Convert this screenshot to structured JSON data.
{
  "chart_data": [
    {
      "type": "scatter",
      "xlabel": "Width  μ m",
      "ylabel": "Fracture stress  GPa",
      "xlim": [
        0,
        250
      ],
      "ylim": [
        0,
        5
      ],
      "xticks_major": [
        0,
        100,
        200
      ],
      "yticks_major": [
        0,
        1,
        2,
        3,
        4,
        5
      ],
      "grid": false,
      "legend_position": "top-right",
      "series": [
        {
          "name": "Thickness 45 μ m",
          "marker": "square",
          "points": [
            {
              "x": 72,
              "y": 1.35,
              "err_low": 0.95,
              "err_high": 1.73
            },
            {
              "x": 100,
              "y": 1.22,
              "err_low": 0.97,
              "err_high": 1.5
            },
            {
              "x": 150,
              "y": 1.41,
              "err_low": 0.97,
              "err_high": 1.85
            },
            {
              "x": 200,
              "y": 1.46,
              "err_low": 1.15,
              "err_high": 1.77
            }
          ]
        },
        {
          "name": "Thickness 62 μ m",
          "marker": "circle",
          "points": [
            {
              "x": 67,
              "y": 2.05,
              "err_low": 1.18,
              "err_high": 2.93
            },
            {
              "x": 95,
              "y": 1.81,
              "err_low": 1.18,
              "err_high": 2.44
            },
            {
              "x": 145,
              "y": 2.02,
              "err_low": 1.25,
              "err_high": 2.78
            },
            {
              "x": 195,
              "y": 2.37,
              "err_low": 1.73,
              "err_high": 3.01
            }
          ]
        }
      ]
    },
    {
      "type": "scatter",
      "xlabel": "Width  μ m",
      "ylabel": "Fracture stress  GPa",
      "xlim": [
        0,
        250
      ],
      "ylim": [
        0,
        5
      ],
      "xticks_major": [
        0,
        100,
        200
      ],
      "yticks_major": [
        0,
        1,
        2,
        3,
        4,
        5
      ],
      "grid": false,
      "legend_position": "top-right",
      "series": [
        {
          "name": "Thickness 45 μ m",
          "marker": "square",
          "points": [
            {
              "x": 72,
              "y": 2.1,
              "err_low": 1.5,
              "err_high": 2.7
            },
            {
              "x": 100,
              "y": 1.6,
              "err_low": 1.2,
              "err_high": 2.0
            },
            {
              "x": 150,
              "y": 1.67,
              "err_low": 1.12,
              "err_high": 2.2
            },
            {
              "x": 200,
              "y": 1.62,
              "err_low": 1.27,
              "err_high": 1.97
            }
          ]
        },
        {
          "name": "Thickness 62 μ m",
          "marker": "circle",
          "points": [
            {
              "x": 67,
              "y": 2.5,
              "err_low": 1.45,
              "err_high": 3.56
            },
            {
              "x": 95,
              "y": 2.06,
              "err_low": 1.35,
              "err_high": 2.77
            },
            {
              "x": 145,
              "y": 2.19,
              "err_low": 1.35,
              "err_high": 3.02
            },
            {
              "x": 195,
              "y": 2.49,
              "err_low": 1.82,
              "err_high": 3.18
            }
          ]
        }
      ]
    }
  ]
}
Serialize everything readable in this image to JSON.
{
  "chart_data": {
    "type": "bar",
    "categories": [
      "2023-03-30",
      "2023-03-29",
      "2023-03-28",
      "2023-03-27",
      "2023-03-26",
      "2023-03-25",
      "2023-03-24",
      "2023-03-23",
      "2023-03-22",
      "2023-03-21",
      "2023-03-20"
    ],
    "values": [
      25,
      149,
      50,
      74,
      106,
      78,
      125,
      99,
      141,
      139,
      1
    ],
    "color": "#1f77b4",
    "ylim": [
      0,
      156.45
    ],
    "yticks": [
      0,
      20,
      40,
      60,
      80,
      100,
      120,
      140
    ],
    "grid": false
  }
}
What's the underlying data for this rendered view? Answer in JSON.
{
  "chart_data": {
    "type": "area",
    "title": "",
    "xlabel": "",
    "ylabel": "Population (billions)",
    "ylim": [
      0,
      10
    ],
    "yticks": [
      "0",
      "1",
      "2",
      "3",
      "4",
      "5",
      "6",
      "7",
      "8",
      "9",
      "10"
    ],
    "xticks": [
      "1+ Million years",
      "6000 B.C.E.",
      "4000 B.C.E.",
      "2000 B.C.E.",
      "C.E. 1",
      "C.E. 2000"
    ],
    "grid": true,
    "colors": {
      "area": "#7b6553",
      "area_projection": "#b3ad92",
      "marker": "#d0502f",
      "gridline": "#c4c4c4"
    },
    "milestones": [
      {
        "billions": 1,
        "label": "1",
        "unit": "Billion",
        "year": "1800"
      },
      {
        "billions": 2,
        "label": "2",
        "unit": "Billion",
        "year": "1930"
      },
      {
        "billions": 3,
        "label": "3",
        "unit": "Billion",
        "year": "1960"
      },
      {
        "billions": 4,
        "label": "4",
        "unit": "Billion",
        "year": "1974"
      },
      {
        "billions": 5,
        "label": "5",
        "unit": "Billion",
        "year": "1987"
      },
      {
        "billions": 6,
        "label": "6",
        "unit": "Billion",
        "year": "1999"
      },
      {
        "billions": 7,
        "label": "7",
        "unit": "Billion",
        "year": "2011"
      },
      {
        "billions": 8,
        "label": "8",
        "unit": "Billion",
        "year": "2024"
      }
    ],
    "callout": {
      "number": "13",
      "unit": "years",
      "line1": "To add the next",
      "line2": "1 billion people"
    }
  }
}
────────────────────────────────────────
• PROBLEM STATEMENT
Restate every record exactly, leaving nothing out.

• RESULT FOR THIS EXERCISE
Convert this screenshot to structured JSON data.
{
  "chart_data": [
    {
      "type": "scatter",
      "xlabel": "Width  μ m",
      "ylabel": "Fracture stress  GPa",
      "xlim": [
        0,
        250
      ],
      "ylim": [
        0,
        5
      ],
      "xticks_major": [
        0,
        100,
        200
      ],
      "yticks_major": [
        0,
        1,
        2,
        3,
        4,
        5
      ],
      "grid": false,
      "legend_position": "top-right",
      "series": [
        {
          "name": "Thickness 45 μ m",
          "marker": "square",
          "points": [
            {
              "x": 72,
              "y": 1.35,
              "err_low": 0.95,
              "err_high": 1.73
            },
            {
              "x": 100,
              "y": 1.22,
              "err_low": 0.97,
              "err_high": 1.5
            },
            {
              "x": 150,
              "y": 1.41,
              "err_low": 0.97,
              "err_high": 1.85
            },
            {
              "x": 200,
              "y": 1.46,
              "err_low": 1.15,
              "err_high": 1.77
            }
          ]
        },
        {
          "name": "Thickness 62 μ m",
          "marker": "circle",
          "points": [
            {
              "x": 67,
              "y": 2.05,
              "err_low": 1.18,
              "err_high": 2.93
            },
            {
              "x": 95,
              "y": 1.81,
              "err_low": 1.18,
              "err_high": 2.44
            },
            {
              "x": 145,
              "y": 2.02,
              "err_low": 1.25,
              "err_high": 2.78
            },
            {
              "x": 195,
              "y": 2.37,
              "err_low": 1.73,
              "err_high": 3.01
            }
          ]
        }
      ]
    },
    {
      "type": "scatter",
      "xlabel": "Width  μ m",
      "ylabel": "Fracture stress  GPa",
      "xlim": [
        0,
        250
      ],
      "ylim": [
        0,
        5
      ],
      "xticks_major": [
        0,
        100,
        200
      ],
      "yticks_major": [
        0,
        1,
        2,
        3,
        4,
        5
      ],
      "grid": false,
      "legend_position": "top-right",
      "series": [
        {
          "name": "Thickness 45 μ m",
          "marker": "square",
          "points": [
            {
              "x": 72,
              "y": 2.1,
              "err_low": 1.5,
              "err_high": 2.7
            },
            {
              "x": 100,
              "y": 1.6,
              "err_low": 1.2,
              "err_high": 2.0
            },
            {
              "x": 150,
              "y": 1.67,
              "err_low": 1.12,
              "err_high": 2.2
            },
            {
              "x": 200,
              "y": 1.62,
              "err_low": 1.27,
              "err_high": 1.97
            }
          ]
        },
        {
          "name": "Thickness 62 μ m",
          "marker": "circle",
          "points": [
            {
              "x": 67,
              "y": 2.5,
              "err_low": 1.45,
              "err_high": 3.56
            },
            {
              "x": 95,
              "y": 2.06,
              "err_low": 1.35,
              "err_high": 2.77
            },
            {
              "x": 145,
              "y": 2.19,
              "err_low": 1.35,
              "err_high": 3.02
            },
            {
              "x": 195,
              "y": 2.49,
              "err_low": 1.82,
              "err_high": 3.18
            }
          ]
        }
      ]
    }
  ]
}
Serialize everything readable in this image to JSON.
{
  "chart_data": {
    "type": "bar",
    "categories": [
      "2023-03-30",
      "2023-03-29",
      "2023-03-28",
      "2023-03-27",
      "2023-03-26",
      "2023-03-25",
      "2023-03-24",
      "2023-03-23",
      "2023-03-22",
      "2023-03-21",
      "2023-03-20"
    ],
    "values": [
      25,
      149,
      50,
      74,
      106,
      78,
      125,
      99,
      141,
      139,
      1
    ],
    "color": "#1f77b4",
    "ylim": [
      0,
      156.45
    ],
    "yticks": [
      0,
      20,
      40,
      60,
      80,
      100,
      120,
      140
    ],
    "grid": false
  }
}
What's the underlying data for this rendered view? Answer in JSON.
{
  "chart_data": {
    "type": "area",
    "title": "",
    "xlabel": "",
    "ylabel": "Population (billions)",
    "ylim": [
      0,
      10
    ],
    "yticks": [
      "0",
      "1",
      "2",
      "3",
      "4",
      "5",
      "6",
      "7",
      "8",
      "9",
      "10"
    ],
    "xticks": [
      "1+ Million years",
      "6000 B.C.E.",
      "4000 B.C.E.",
      "2000 B.C.E.",
      "C.E. 1",
      "C.E. 2000"
    ],
    "grid": true,
    "colors": {
      "area": "#7b6553",
      "area_projection": "#b3ad92",
      "marker": "#d0502f",
      "gridline": "#c4c4c4"
    },
    "milestones": [
      {
        "billions": 1,
        "label": "1",
        "unit": "Billion",
        "year": "1800"
      },
      {
        "billions": 2,
        "label": "2",
        "unit": "Billion",
        "year": "1930"
      },
      {
        "billions": 3,
        "label": "3",
        "unit": "Billion",
        "year": "1960"
      },
      {
        "billions": 4,
        "label": "4",
        "unit": "Billion",
        "year": "1974"
      },
      {
        "billions": 5,
        "label": "5",
        "unit": "Billion",
        "year": "1987"
      },
      {
        "billions": 6,
        "label": "6",
        "unit": "Billion",
        "year": "1999"
      },
      {
        "billions": 7,
        "label": "7",
        "unit": "Billion",
        "year": "2011"
      },
      {
        "billions": 8,
        "label": "8",
        "unit": "Billion",
        "year": "2024"
      }
    ],
    "callout": {
      "number": "13",
      "unit": "years",
      "line1": "To add the next",
      "line2": "1 billion people"
    }
  }
}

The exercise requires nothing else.